### Directions for this task
Copy each line that has the string "channel" somewhere in it.

— BEGIN —

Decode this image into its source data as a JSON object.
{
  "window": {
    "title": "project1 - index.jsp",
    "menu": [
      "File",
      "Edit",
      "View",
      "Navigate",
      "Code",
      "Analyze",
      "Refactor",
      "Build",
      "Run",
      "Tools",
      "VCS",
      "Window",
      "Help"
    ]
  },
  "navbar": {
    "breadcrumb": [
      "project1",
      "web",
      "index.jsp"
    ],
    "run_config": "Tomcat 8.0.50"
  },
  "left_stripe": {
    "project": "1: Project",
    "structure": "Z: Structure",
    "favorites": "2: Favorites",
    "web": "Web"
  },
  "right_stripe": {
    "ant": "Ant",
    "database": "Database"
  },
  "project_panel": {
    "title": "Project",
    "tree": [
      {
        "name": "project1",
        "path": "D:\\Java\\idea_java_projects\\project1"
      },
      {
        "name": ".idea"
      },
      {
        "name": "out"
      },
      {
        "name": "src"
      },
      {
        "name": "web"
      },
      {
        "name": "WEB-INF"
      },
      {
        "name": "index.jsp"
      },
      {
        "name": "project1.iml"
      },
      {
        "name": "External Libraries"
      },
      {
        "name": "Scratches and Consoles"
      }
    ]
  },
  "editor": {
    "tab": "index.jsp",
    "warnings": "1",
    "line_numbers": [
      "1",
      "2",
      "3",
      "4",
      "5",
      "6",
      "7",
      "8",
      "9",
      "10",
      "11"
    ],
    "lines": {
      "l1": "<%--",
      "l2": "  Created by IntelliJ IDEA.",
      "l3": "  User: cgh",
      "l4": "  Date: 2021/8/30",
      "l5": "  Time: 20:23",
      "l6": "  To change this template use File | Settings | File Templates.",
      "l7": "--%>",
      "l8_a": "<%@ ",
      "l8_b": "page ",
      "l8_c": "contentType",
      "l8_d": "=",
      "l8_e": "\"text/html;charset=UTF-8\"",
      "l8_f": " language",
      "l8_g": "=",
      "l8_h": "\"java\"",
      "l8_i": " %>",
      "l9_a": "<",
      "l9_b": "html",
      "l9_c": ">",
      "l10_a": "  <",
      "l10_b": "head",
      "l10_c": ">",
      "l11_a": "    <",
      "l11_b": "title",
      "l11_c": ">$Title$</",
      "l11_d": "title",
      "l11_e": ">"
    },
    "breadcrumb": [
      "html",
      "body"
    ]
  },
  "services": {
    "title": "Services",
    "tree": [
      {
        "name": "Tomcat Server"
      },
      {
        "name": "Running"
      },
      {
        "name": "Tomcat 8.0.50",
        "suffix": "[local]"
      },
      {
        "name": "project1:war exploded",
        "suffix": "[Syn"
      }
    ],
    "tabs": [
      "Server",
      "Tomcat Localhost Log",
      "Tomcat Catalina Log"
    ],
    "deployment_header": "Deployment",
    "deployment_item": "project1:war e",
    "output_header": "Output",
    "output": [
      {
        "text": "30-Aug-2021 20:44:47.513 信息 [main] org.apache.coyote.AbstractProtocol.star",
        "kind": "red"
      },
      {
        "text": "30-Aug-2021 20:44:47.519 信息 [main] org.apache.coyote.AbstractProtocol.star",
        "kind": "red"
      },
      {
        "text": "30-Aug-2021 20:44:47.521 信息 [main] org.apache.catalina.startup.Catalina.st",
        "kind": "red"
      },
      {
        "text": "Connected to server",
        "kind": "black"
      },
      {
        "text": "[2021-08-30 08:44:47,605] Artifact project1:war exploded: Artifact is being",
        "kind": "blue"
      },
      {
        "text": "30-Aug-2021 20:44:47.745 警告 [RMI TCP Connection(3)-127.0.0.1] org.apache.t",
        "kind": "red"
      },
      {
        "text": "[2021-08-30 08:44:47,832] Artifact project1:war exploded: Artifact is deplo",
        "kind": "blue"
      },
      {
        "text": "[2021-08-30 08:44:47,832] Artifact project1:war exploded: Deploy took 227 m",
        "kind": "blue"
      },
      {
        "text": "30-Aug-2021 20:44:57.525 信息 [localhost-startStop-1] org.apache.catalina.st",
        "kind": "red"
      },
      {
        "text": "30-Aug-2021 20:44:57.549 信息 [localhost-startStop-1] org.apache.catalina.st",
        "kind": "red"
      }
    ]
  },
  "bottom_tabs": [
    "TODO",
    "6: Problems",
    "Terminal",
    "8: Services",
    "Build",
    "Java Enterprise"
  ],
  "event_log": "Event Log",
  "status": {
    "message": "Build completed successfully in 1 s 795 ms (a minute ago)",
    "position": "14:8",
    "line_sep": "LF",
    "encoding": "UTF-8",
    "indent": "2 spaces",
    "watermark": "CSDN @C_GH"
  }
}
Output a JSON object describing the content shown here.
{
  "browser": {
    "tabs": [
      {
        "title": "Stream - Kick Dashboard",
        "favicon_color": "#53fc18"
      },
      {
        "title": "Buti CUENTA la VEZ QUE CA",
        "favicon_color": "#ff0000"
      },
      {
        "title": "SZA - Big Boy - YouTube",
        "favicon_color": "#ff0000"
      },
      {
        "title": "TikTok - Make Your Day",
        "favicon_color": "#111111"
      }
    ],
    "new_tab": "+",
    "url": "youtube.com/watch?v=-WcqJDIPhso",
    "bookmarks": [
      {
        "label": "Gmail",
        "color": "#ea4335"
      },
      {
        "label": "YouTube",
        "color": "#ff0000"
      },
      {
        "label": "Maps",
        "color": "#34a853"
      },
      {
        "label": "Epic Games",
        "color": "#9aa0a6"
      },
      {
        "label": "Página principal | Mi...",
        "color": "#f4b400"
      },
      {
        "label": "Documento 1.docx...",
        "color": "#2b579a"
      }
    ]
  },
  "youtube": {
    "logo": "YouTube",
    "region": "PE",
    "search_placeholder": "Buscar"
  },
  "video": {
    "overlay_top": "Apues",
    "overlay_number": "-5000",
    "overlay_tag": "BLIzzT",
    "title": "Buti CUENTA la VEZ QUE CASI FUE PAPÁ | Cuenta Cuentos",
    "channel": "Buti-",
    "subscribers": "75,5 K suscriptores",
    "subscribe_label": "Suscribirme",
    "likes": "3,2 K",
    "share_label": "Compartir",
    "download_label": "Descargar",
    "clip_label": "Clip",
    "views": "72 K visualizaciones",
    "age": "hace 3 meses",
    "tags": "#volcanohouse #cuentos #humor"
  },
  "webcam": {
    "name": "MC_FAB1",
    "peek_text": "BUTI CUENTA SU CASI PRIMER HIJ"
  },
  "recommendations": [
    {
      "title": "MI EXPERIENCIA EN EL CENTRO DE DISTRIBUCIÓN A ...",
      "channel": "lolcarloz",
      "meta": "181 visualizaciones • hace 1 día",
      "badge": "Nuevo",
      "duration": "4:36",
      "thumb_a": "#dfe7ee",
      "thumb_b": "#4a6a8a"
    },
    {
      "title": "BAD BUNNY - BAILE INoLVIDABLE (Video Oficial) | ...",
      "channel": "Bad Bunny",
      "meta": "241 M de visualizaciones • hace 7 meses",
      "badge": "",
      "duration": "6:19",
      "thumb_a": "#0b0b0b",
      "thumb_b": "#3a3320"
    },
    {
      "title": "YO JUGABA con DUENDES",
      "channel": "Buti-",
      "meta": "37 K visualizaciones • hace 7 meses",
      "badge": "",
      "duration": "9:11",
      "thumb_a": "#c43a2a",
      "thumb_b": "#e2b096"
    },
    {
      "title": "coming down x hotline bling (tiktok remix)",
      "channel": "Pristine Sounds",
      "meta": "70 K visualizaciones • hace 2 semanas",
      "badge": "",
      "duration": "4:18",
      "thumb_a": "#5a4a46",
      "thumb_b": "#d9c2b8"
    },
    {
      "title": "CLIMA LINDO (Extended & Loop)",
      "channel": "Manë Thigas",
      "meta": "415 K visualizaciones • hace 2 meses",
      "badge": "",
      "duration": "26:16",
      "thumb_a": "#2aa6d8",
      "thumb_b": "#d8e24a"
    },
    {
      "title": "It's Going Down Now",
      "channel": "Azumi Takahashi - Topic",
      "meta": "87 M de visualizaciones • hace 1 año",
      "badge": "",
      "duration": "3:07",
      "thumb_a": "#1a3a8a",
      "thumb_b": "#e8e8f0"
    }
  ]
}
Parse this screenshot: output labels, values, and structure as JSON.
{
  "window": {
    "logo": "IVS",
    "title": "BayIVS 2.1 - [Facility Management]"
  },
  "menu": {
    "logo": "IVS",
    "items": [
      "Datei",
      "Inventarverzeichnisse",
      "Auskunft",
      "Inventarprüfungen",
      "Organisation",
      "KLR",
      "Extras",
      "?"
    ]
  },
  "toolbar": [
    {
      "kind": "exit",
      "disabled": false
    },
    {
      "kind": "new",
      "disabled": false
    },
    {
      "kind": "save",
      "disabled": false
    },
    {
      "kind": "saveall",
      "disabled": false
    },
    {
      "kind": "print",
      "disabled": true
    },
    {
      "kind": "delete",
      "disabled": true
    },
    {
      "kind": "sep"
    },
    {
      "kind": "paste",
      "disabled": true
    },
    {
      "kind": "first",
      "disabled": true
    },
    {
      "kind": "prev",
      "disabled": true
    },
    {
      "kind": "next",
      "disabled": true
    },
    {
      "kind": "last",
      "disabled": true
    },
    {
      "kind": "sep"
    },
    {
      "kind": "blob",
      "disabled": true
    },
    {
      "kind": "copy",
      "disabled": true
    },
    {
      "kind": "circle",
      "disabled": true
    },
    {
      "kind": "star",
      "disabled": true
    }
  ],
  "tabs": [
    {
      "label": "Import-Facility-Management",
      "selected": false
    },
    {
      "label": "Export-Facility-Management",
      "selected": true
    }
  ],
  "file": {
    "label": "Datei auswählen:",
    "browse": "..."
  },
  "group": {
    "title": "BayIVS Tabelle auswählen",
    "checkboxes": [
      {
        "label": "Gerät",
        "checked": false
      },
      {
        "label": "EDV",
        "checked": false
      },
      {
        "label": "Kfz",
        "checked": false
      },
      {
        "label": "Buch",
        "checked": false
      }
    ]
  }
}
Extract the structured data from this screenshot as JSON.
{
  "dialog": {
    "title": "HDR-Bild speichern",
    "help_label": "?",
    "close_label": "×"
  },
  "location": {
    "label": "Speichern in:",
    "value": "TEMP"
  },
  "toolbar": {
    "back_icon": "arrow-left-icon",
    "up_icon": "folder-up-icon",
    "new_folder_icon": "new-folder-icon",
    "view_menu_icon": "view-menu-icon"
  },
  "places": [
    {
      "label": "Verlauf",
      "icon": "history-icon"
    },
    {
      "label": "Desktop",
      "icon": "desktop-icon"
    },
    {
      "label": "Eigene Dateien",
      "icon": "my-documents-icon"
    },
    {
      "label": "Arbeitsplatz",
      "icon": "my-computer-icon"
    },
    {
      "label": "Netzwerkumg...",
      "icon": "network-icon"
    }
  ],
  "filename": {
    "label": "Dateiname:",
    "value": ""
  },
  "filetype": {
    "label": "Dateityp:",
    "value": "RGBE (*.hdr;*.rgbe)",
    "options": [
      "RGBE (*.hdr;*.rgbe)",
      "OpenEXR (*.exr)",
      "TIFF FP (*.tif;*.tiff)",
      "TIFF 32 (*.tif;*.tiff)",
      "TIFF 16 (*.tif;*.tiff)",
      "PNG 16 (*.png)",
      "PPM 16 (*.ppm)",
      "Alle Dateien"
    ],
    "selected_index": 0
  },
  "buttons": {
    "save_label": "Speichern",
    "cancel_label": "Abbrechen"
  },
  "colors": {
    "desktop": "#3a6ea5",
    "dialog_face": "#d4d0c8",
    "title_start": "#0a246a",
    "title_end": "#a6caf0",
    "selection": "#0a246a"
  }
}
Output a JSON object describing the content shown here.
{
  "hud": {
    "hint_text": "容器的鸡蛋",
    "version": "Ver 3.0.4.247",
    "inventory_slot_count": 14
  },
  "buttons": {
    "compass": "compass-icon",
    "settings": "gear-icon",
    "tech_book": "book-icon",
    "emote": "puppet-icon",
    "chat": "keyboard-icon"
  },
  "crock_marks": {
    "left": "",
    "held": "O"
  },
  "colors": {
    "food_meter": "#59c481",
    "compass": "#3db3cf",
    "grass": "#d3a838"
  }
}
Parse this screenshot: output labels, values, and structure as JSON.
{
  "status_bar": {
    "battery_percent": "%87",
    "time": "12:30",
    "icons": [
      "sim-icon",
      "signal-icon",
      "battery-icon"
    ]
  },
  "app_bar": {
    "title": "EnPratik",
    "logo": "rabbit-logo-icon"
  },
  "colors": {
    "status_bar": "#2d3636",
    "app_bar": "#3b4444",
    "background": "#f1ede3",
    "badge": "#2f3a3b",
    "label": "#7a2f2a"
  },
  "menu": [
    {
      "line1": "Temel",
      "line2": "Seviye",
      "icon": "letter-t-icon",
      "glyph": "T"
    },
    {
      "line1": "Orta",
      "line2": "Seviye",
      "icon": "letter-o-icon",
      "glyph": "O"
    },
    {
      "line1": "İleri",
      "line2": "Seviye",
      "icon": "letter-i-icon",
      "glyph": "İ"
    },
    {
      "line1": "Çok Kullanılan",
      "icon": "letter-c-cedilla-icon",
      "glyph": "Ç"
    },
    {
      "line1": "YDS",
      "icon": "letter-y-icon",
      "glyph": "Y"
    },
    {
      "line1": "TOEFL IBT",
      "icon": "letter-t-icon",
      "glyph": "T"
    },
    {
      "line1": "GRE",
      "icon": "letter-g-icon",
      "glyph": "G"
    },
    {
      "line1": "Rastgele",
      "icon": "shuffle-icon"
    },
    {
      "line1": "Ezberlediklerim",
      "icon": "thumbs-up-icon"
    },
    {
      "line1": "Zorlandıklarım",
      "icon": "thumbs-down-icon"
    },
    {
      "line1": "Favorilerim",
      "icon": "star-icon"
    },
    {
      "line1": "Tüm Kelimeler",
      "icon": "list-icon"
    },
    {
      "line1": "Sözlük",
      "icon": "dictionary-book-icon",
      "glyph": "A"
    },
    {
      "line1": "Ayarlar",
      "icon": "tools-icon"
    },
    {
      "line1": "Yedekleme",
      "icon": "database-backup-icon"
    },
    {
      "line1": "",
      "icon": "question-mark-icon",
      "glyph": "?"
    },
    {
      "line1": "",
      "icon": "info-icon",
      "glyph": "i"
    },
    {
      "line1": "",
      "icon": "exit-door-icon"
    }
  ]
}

— END —

### The reply
    "channel": "Buti-",
      "channel": "lolcarloz",
      "channel": "Bad Bunny",
      "channel": "Buti-",
      "channel": "Pristine Sounds",
      "channel": "Manë Thigas",
      "channel": "Azumi Takahashi - Topic",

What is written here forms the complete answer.